• Provided text
::::
I’d bet your DIY attenuator + resistors sounds as good/better
as my Jadis DPL with
Mundorf + Philips caps, Takman Rey Metal resistors.
Shorter path = cleaner path...
  Am I following you right.
For just 1 added component, saya  CD player, we only need 1 out
So you are saying a simple DIY 44 step attenuator + some resistiors, = beats high priced pres?
Yes??

as far as volume attenuation, easily the best i’ve heard is on the battery powered darTZeel NHB-18NS; there is no potentiometer or resistor network in line with the audio, volume control being by passive attenuation governed by a dedicated processor via analogue optical couplers, offering 192 steps in increments of 0.5dB.

it is truly transparent, yet dynamically alive. alas, it does run $50k.

i've compared it with other active preamps, as well as the MSB Select II passive, and the Placette Remote Volume Control passive. so far it's my preference to any of those.
For just 1 added component, saya CD player, we only need 1 out
So you are saying a simple DIY 44 step attenuator + some resistiors, = beats high priced pres?
Yes??
Well....sorta. Mine is intended to go into volume production in products so it s a bit more complex. It was never intended to be independent from a preamp or integrated amp, and i have never used it stand-alone.  Mine involves 4 inputs, 32 x 2dB steps, a bunch of relays (not cheap if you want good ones to control all this stuff and get you down from 128 to say 44 resistors) a display, a micro-controller, an IR receiver, and a TON of code. The code is a big challenge - especially controlling the IR, synchronizing actions, displaying where you are, etc. but the results, yes, are clearly superior to my monolithic ladder chip solution (also intended for volume production, in fact sooner) and that is superior to an ALPS or Nobel POT (IMO).


You will also have to design and fab some fairly complex mixed analog and digital circuit boards.


A project like this is not for the feint of heart.

There is a dutch guy selling a complete attenuator kit (two units, dual mono i believe).   I think his are intended to go into an amp, but you could build a box and a power supply.  No balance to the best of my knowledge (which, along with mute, is a logical nightmare BTW since both are stateful and you don’t want to swap states wrong). 


For DIY i’d look at the Dutch kit. I suspect his day job is with Philips. Can’t recall his name, Google is your friend. I really wanted remote control that was as good as the best rotary pots. I suspected they could be better (even the monolithic ones) and they are. See my post way way above.
::::
• List of tasks
1. In the attenuator discussion, why does the writer call balance and mute controls a logical nightmare? Answer in one to three sentences.
2. According to the attenuator discussion, how many volume steps does the darTZeel NHB-18NS offer, and in what increments?

• Listed records
::::
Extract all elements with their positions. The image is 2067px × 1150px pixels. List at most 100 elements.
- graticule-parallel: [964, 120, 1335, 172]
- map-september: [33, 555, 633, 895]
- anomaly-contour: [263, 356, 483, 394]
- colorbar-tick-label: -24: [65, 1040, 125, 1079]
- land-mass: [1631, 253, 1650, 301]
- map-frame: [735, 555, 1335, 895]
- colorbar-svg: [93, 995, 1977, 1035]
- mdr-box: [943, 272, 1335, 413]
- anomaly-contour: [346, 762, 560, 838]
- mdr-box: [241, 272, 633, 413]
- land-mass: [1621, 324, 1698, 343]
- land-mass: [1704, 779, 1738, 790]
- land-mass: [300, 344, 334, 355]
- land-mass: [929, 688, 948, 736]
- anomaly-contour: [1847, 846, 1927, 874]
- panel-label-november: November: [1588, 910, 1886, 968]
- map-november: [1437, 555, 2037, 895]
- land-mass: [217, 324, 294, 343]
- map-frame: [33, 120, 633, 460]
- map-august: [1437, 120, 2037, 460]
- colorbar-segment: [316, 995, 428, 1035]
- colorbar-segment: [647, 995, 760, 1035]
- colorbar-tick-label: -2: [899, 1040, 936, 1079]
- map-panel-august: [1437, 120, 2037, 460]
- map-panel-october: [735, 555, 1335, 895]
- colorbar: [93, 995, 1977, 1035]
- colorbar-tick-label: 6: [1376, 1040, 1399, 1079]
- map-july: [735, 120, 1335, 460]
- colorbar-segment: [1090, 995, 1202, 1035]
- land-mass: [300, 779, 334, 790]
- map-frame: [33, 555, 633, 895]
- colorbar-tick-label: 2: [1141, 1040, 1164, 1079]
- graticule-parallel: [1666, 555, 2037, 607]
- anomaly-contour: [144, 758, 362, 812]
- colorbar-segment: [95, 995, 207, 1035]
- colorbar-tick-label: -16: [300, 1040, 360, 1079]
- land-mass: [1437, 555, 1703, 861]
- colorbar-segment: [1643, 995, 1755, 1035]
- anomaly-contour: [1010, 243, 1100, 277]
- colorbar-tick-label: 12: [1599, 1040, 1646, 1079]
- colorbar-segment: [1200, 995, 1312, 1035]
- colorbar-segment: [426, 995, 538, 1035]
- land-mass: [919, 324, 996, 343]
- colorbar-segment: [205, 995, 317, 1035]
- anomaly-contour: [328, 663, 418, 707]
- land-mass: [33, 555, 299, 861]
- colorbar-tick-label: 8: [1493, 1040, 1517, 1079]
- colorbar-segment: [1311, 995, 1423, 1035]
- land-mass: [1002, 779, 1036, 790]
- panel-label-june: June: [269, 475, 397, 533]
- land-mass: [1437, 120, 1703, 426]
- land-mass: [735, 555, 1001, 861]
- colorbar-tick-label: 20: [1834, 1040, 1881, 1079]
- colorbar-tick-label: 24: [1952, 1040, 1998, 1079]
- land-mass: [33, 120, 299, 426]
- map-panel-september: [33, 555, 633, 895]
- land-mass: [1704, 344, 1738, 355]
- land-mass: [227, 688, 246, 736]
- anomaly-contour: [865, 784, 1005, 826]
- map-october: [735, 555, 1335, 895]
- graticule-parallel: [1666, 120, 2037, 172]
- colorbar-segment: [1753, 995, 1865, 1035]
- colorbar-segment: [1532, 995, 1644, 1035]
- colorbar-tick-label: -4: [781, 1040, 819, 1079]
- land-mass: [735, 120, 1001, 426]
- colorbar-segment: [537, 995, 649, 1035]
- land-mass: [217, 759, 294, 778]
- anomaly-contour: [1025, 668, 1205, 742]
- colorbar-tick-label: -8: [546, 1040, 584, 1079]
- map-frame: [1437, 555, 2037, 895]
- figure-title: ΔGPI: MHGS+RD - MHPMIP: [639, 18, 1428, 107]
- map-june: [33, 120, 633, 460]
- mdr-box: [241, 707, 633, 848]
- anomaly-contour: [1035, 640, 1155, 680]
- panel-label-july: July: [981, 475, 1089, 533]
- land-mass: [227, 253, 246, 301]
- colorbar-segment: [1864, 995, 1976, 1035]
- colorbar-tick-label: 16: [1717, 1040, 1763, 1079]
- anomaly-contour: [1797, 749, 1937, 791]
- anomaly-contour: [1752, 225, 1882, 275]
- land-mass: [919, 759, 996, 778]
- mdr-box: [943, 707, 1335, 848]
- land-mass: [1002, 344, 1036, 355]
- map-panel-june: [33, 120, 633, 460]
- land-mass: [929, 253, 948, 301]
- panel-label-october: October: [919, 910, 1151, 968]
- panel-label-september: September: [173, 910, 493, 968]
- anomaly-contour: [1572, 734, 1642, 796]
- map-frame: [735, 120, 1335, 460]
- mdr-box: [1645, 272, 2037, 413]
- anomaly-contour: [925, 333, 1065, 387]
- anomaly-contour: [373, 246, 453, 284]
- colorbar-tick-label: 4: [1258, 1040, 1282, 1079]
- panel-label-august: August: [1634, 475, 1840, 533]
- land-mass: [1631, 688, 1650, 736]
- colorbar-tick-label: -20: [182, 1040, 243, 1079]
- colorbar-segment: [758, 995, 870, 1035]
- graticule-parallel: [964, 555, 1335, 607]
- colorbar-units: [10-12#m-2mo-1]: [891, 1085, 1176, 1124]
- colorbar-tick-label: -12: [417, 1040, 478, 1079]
::::
• Solutions below
1. Balance and mute are both stateful. The circuit has to keep track of their states, and a mistake could swap the states incorrectly.

2. It offers 192 steps in increments of 0.5dB.